» **Exercise description**:
Leave out the pictures and reproduce all of the data exactly.

◆ ◆ ◆

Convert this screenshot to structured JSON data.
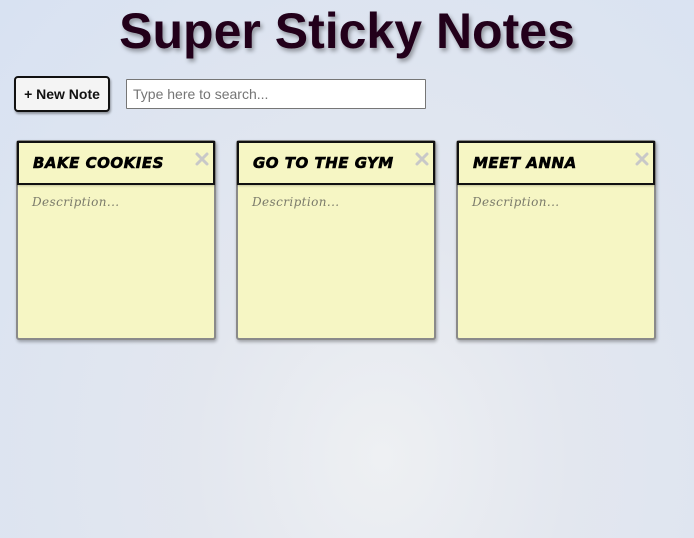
{
  "app": {
    "title": "Super Sticky Notes"
  },
  "toolbar": {
    "new_note_label": "+ New Note",
    "search_placeholder": "Type here to search..."
  },
  "notes": [
    {
      "title": "Bake cookies",
      "description_placeholder": "Description..."
    },
    {
      "title": "Go to the gym",
      "description_placeholder": "Description..."
    },
    {
      "title": "Meet Anna",
      "description_placeholder": "Description..."
    }
  ],
  "icons": {
    "delete": "close-icon"
  },
  "colors": {
    "note_background": "#f6f6c4",
    "title_text": "#22001a",
    "delete_icon": "#c8c8c8"
  }
}
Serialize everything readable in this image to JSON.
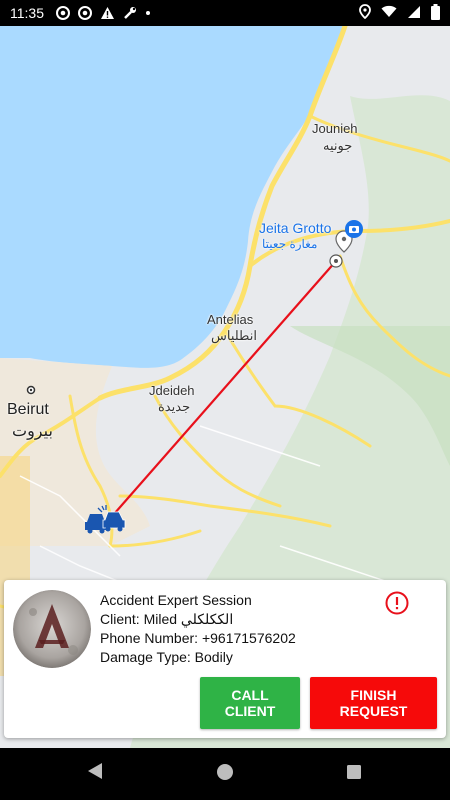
{
  "status_bar": {
    "time": "11:35",
    "left_icons": [
      "chrome-icon",
      "chrome-icon",
      "warning-icon",
      "wrench-icon",
      "dot-icon"
    ],
    "right_icons": [
      "location-icon",
      "wifi-icon",
      "signal-icon",
      "battery-icon"
    ]
  },
  "map": {
    "labels": {
      "jounieh": "Jounieh",
      "jounieh_ar": "جونيه",
      "jeita": "Jeita Grotto",
      "jeita_ar": "مغارة جعيتا",
      "antelias": "Antelias",
      "antelias_ar": "انطلياس",
      "jdeideh": "Jdeideh",
      "jdeideh_ar": "جديدة",
      "beirut": "Beirut",
      "beirut_ar": "بيروت"
    },
    "colors": {
      "water": "#aadaff",
      "land": "#e8eaed",
      "route": "#e8101b",
      "road": "#fce16a"
    }
  },
  "session": {
    "title": "Accident Expert Session",
    "client": "Client: Miled الككلكلي",
    "phone": "Phone Number: +96171576202",
    "damage": "Damage Type: Bodily"
  },
  "buttons": {
    "call": "CALL CLIENT",
    "finish": "FINISH REQUEST"
  },
  "colors": {
    "call_button": "#2fb346",
    "finish_button": "#f60a0a",
    "alert": "#e8101b"
  }
}
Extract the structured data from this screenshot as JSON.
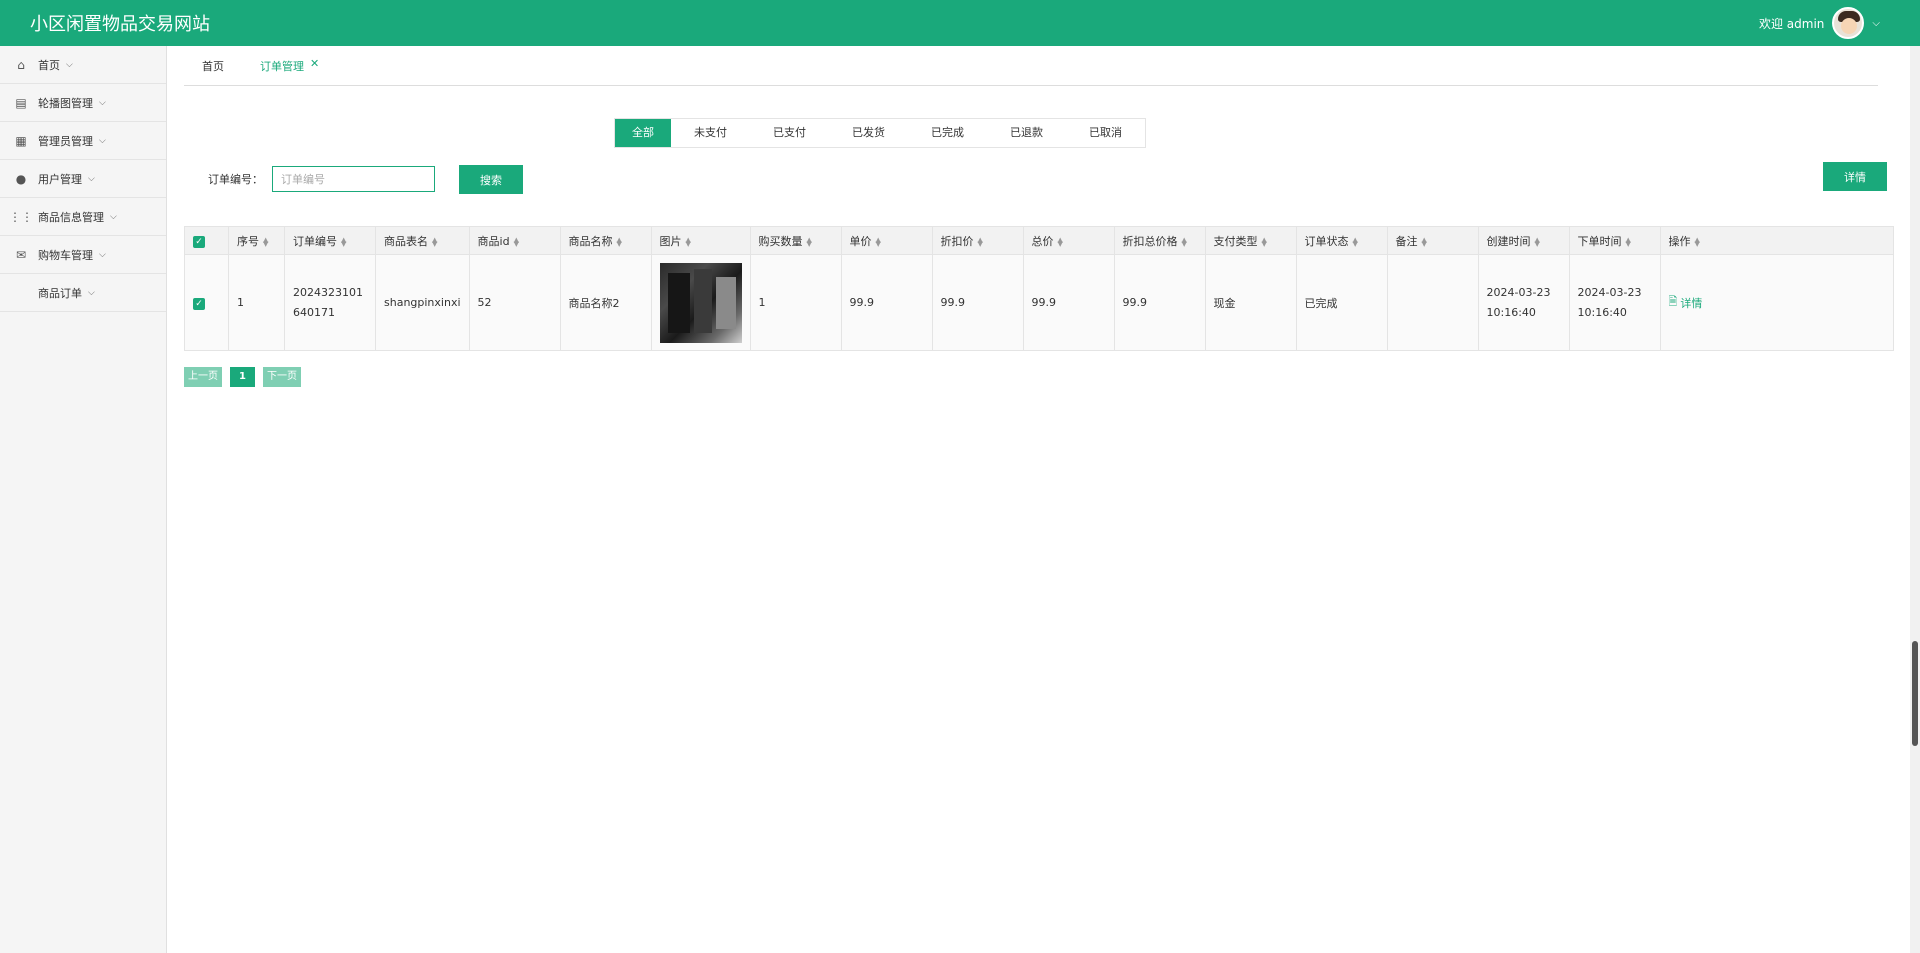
{
  "app": {
    "title": "小区闲置物品交易网站"
  },
  "header": {
    "welcome": "欢迎 admin",
    "chevron": "chevron-down-icon"
  },
  "sidebar": {
    "items": [
      {
        "label": "首页",
        "icon": "home-icon"
      },
      {
        "label": "轮播图管理",
        "icon": "carousel-icon"
      },
      {
        "label": "管理员管理",
        "icon": "admin-icon"
      },
      {
        "label": "用户管理",
        "icon": "user-icon"
      },
      {
        "label": "商品信息管理",
        "icon": "grid-icon"
      },
      {
        "label": "购物车管理",
        "icon": "mail-icon"
      },
      {
        "label": "商品订单",
        "icon": ""
      }
    ]
  },
  "tabs": [
    {
      "label": "首页"
    },
    {
      "label": "订单管理",
      "active": true
    }
  ],
  "status_tabs": [
    "全部",
    "未支付",
    "已支付",
    "已发货",
    "已完成",
    "已退款",
    "已取消"
  ],
  "search": {
    "label": "订单编号：",
    "placeholder": "订单编号",
    "button": "搜索",
    "detail_button": "详情"
  },
  "table": {
    "headers": [
      "序号",
      "订单编号",
      "商品表名",
      "商品id",
      "商品名称",
      "图片",
      "购买数量",
      "单价",
      "折扣价",
      "总价",
      "折扣总价格",
      "支付类型",
      "订单状态",
      "备注",
      "创建时间",
      "下单时间",
      "操作"
    ],
    "rows": [
      {
        "index": "1",
        "order_no": "2024323101640171",
        "table_name": "shangpinxinxi",
        "product_id": "52",
        "product_name": "商品名称2",
        "quantity": "1",
        "unit_price": "99.9",
        "discount_price": "99.9",
        "total": "99.9",
        "discount_total": "99.9",
        "pay_type": "现金",
        "status": "已完成",
        "remark": "",
        "created": "2024-03-23 10:16:40",
        "ordered": "2024-03-23 10:16:40",
        "action": "详情"
      }
    ]
  },
  "pager": {
    "prev": "上一页",
    "current": "1",
    "next": "下一页"
  },
  "colors": {
    "primary": "#1aa97b",
    "light": "#7fcfb3"
  }
}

◆ ◆ ◆

» **Answer to the exercise**:
Convert this screenshot to structured JSON data.
{
  "app": {
    "title": "Super Sticky Notes"
  },
  "toolbar": {
    "new_note_label": "+ New Note",
    "search_placeholder": "Type here to search..."
  },
  "notes": [
    {
      "title": "Bake cookies",
      "description_placeholder": "Description..."
    },
    {
      "title": "Go to the gym",
      "description_placeholder": "Description..."
    },
    {
      "title": "Meet Anna",
      "description_placeholder": "Description..."
    }
  ],
  "icons": {
    "delete": "close-icon"
  },
  "colors": {
    "note_background": "#f6f6c4",
    "title_text": "#22001a",
    "delete_icon": "#c8c8c8"
  }
}
Serialize everything readable in this image to JSON.
{
  "status_bar": {
    "time": "11:35",
    "left_icons": [
      "chrome-icon",
      "chrome-icon",
      "warning-icon",
      "wrench-icon",
      "dot-icon"
    ],
    "right_icons": [
      "location-icon",
      "wifi-icon",
      "signal-icon",
      "battery-icon"
    ]
  },
  "map": {
    "labels": {
      "jounieh": "Jounieh",
      "jounieh_ar": "جونيه",
      "jeita": "Jeita Grotto",
      "jeita_ar": "مغارة جعيتا",
      "antelias": "Antelias",
      "antelias_ar": "انطلياس",
      "jdeideh": "Jdeideh",
      "jdeideh_ar": "جديدة",
      "beirut": "Beirut",
      "beirut_ar": "بيروت"
    },
    "colors": {
      "water": "#aadaff",
      "land": "#e8eaed",
      "route": "#e8101b",
      "road": "#fce16a"
    }
  },
  "session": {
    "title": "Accident Expert Session",
    "client": "Client: Miled الككلكلي",
    "phone": "Phone Number: +96171576202",
    "damage": "Damage Type: Bodily"
  },
  "buttons": {
    "call": "CALL CLIENT",
    "finish": "FINISH REQUEST"
  },
  "colors": {
    "call_button": "#2fb346",
    "finish_button": "#f60a0a",
    "alert": "#e8101b"
  }
}
Extract the structured data from this screenshot as JSON.
{
  "app": {
    "title": "小区闲置物品交易网站"
  },
  "header": {
    "welcome": "欢迎 admin",
    "chevron": "chevron-down-icon"
  },
  "sidebar": {
    "items": [
      {
        "label": "首页",
        "icon": "home-icon"
      },
      {
        "label": "轮播图管理",
        "icon": "carousel-icon"
      },
      {
        "label": "管理员管理",
        "icon": "admin-icon"
      },
      {
        "label": "用户管理",
        "icon": "user-icon"
      },
      {
        "label": "商品信息管理",
        "icon": "grid-icon"
      },
      {
        "label": "购物车管理",
        "icon": "mail-icon"
      },
      {
        "label": "商品订单",
        "icon": ""
      }
    ]
  },
  "tabs": [
    {
      "label": "首页"
    },
    {
      "label": "订单管理",
      "active": true
    }
  ],
  "status_tabs": [
    "全部",
    "未支付",
    "已支付",
    "已发货",
    "已完成",
    "已退款",
    "已取消"
  ],
  "search": {
    "label": "订单编号：",
    "placeholder": "订单编号",
    "button": "搜索",
    "detail_button": "详情"
  },
  "table": {
    "headers": [
      "序号",
      "订单编号",
      "商品表名",
      "商品id",
      "商品名称",
      "图片",
      "购买数量",
      "单价",
      "折扣价",
      "总价",
      "折扣总价格",
      "支付类型",
      "订单状态",
      "备注",
      "创建时间",
      "下单时间",
      "操作"
    ],
    "rows": [
      {
        "index": "1",
        "order_no": "2024323101640171",
        "table_name": "shangpinxinxi",
        "product_id": "52",
        "product_name": "商品名称2",
        "quantity": "1",
        "unit_price": "99.9",
        "discount_price": "99.9",
        "total": "99.9",
        "discount_total": "99.9",
        "pay_type": "现金",
        "status": "已完成",
        "remark": "",
        "created": "2024-03-23 10:16:40",
        "ordered": "2024-03-23 10:16:40",
        "action": "详情"
      }
    ]
  },
  "pager": {
    "prev": "上一页",
    "current": "1",
    "next": "下一页"
  },
  "colors": {
    "primary": "#1aa97b",
    "light": "#7fcfb3"
  }
}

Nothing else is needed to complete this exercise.